# Исходный текст
--- --- ---

Капельмейстер, автор и дирижер оперы, должен был заниматься с певицами сам. Мы уже видели беглые духовные портреты нескольких ведущих певиц того времени. Но они были счастливым исключением, а в массе своей почти весь певческий коллектив отличался полнейшим невежеством и полной неграмотностью. Да и мало было певиц, в которых большие театры особенно нуждались: их заменяли кастраты, превосходно певшие в женских ролях. Хотя официально кастрирование мальчиков каралось, но делалось это подчас даже и в тайниках монастырей, «во славу божию» (ad gloriam Dei), чтоб сохранить дарующий голос мальчика для церковного хора. Бедняки «продавали» своих Детей. Операцию проделывали специалисты, особенно прославившиеся этим позорным искусством в Неаполе и Сицилии.

--- --- ---

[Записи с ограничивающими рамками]
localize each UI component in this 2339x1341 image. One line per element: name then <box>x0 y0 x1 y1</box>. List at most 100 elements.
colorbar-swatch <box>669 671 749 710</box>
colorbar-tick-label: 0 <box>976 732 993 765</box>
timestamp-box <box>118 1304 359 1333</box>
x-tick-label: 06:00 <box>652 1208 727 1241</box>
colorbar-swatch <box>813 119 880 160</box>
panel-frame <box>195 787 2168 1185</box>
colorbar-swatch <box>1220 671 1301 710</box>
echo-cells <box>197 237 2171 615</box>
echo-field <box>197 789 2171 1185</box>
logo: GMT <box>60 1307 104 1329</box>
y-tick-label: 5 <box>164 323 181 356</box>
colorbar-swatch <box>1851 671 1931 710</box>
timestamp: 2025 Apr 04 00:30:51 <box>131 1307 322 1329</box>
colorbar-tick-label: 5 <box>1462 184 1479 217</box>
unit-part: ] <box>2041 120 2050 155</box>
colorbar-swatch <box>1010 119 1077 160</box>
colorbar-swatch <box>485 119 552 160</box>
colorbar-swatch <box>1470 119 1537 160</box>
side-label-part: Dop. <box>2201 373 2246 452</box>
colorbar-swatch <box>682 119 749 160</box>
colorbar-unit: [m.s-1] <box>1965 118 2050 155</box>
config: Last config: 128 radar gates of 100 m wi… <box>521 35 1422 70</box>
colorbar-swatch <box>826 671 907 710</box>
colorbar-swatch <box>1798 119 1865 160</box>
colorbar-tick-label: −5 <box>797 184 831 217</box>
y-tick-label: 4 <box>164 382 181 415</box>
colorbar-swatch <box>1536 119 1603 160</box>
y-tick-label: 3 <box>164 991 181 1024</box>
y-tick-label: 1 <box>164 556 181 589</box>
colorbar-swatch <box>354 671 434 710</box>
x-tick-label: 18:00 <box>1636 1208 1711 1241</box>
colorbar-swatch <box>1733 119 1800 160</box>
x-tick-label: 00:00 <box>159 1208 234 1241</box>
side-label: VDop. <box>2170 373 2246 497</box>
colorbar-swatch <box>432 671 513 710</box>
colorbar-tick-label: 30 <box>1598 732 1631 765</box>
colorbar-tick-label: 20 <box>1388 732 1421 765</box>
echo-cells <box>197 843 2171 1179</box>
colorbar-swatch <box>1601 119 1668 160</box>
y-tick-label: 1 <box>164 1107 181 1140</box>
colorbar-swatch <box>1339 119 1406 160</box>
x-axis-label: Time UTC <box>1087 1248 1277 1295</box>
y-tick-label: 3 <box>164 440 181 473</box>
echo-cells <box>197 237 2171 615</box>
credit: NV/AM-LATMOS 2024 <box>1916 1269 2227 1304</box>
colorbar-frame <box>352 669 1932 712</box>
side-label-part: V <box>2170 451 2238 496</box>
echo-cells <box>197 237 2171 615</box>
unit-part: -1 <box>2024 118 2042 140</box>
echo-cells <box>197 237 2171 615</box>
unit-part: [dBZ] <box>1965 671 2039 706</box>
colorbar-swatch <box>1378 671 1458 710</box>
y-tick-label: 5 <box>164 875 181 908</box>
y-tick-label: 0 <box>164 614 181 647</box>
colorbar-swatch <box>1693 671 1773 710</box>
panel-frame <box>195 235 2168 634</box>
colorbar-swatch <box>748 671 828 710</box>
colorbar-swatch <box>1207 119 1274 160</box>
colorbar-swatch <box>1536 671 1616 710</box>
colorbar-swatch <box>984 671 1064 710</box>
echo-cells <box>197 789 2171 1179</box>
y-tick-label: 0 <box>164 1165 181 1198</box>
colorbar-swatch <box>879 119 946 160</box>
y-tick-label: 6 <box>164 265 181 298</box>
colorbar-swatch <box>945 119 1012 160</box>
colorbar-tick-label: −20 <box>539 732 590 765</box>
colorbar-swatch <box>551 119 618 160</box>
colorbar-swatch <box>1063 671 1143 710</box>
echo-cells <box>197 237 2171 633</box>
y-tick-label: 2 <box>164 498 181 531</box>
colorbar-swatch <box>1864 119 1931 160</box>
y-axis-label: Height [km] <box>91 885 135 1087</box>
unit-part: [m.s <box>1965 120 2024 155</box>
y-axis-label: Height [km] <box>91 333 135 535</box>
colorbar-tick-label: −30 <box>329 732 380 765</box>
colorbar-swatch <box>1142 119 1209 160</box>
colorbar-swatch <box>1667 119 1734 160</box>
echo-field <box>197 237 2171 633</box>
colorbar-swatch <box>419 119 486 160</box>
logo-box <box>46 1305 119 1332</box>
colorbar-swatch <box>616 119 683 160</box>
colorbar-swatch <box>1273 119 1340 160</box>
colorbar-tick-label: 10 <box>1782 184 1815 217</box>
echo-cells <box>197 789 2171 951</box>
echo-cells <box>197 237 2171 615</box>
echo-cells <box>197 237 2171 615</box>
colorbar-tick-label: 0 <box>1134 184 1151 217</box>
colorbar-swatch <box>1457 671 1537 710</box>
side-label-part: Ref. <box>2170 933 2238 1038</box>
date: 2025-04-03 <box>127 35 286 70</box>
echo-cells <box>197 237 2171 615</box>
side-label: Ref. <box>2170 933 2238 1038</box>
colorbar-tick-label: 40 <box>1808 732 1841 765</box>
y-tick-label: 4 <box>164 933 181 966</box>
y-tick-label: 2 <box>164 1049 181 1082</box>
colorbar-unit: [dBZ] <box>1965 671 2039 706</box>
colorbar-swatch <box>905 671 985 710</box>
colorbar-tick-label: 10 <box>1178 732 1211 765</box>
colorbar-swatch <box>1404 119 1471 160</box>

--- --- ---

# Задания и упражнения
#1 Перепишите без изменений все записи, начиная с самой первой и вплоть до строки, содержащей "colorbar-swatch <box>1798 119 1865 160</box>", включая обе крайние строки.
#2 Допишите следующую часть текста об оперных певицах и кастратах, начав сразу после его последнего предложения.

# Ответы по порядку
#1
localize each UI component in this 2339x1341 image. One line per element: name then <box>x0 y0 x1 y1</box>. List at most 100 elements.
colorbar-swatch <box>669 671 749 710</box>
colorbar-tick-label: 0 <box>976 732 993 765</box>
timestamp-box <box>118 1304 359 1333</box>
x-tick-label: 06:00 <box>652 1208 727 1241</box>
colorbar-swatch <box>813 119 880 160</box>
panel-frame <box>195 787 2168 1185</box>
colorbar-swatch <box>1220 671 1301 710</box>
echo-cells <box>197 237 2171 615</box>
echo-field <box>197 789 2171 1185</box>
logo: GMT <box>60 1307 104 1329</box>
y-tick-label: 5 <box>164 323 181 356</box>
colorbar-swatch <box>1851 671 1931 710</box>
timestamp: 2025 Apr 04 00:30:51 <box>131 1307 322 1329</box>
colorbar-tick-label: 5 <box>1462 184 1479 217</box>
unit-part: ] <box>2041 120 2050 155</box>
colorbar-swatch <box>1010 119 1077 160</box>
colorbar-swatch <box>485 119 552 160</box>
colorbar-swatch <box>1470 119 1537 160</box>
side-label-part: Dop. <box>2201 373 2246 452</box>
colorbar-swatch <box>682 119 749 160</box>
colorbar-unit: [m.s-1] <box>1965 118 2050 155</box>
config: Last config: 128 radar gates of 100 m wi… <box>521 35 1422 70</box>
colorbar-swatch <box>826 671 907 710</box>
colorbar-swatch <box>1798 119 1865 160</box>

#2
Ядовитейшая книжка о тогдашних музыкальных нравах, написанная Анж Гудар (под псевдонимом Ля Соннет), рассказывает, как велось в Италии обучение певиц нужным оперным ариям: приходило «животное на двух ногах» — это автор аттестовал так маэстро ди Капелла, — ударяло по куску дерева (клавесину) и заставляло обезьянить с себя, затверживая каждый пропетый звук, покуда не вдалбливалась нужная ария в неграмотную первую или вторую донну. Певице было все равно что петь, и слова она могла перевирать до неузнаваемости, но ей не все равно было, есть или нет в арии украшения, рулады, трели, оканчивается или нет ария каденцией, которую можно растянуть на целых семь минут, не переводя дыхания, ни разу не заглотнув воздуха, потому что это было основой ее успеха и выдвижения.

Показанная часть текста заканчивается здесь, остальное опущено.